Each entry below must be repeated exactly, with pictures left out.

-- Start of Data listing --

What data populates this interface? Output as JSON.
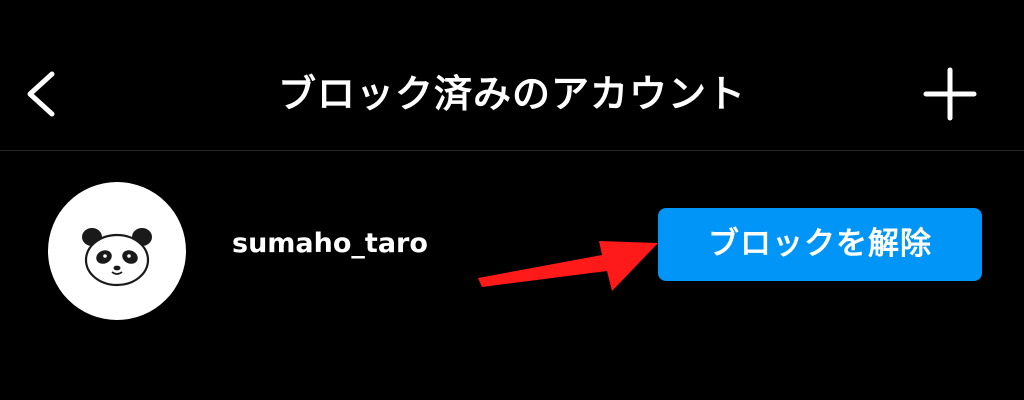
{
  "header": {
    "title": "ブロック済みのアカウント",
    "back_icon": "chevron-left-icon",
    "add_icon": "plus-icon"
  },
  "blocked_accounts": [
    {
      "username": "sumaho_taro",
      "avatar_icon": "panda-avatar",
      "action_label": "ブロックを解除"
    }
  ],
  "colors": {
    "background": "#000000",
    "text": "#ffffff",
    "button": "#0095f6",
    "annotation_arrow": "#ff1a1a"
  }
}
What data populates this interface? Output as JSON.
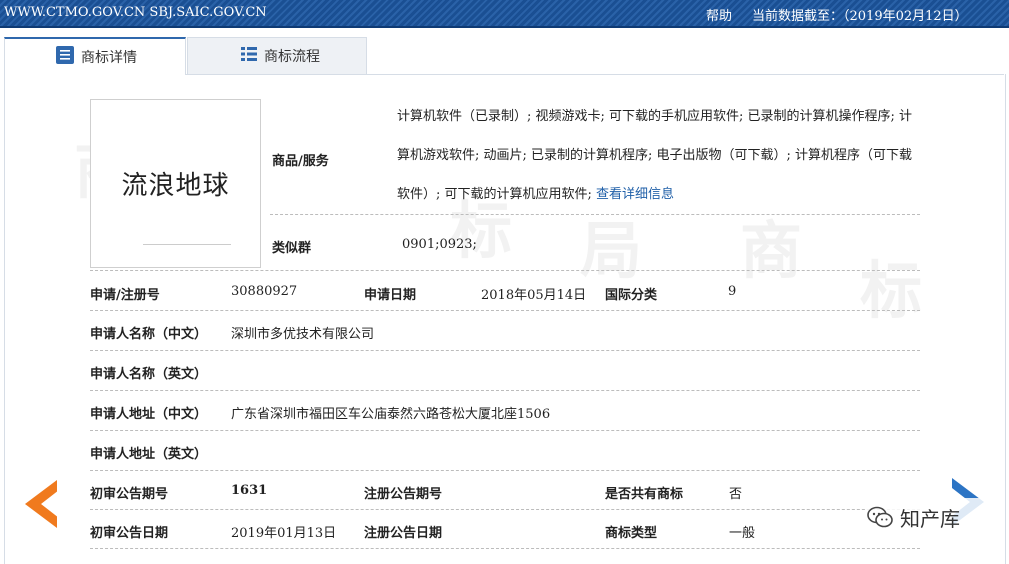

-- End of Data listing --

> **Solution for this problem**:
What data populates this interface? Output as JSON.
{
  "header": {
    "title": "ブロック済みのアカウント",
    "back_icon": "chevron-left-icon",
    "add_icon": "plus-icon"
  },
  "blocked_accounts": [
    {
      "username": "sumaho_taro",
      "avatar_icon": "panda-avatar",
      "action_label": "ブロックを解除"
    }
  ],
  "colors": {
    "background": "#000000",
    "text": "#ffffff",
    "button": "#0095f6",
    "annotation_arrow": "#ff1a1a"
  }
}
What data populates this interface? Output as JSON.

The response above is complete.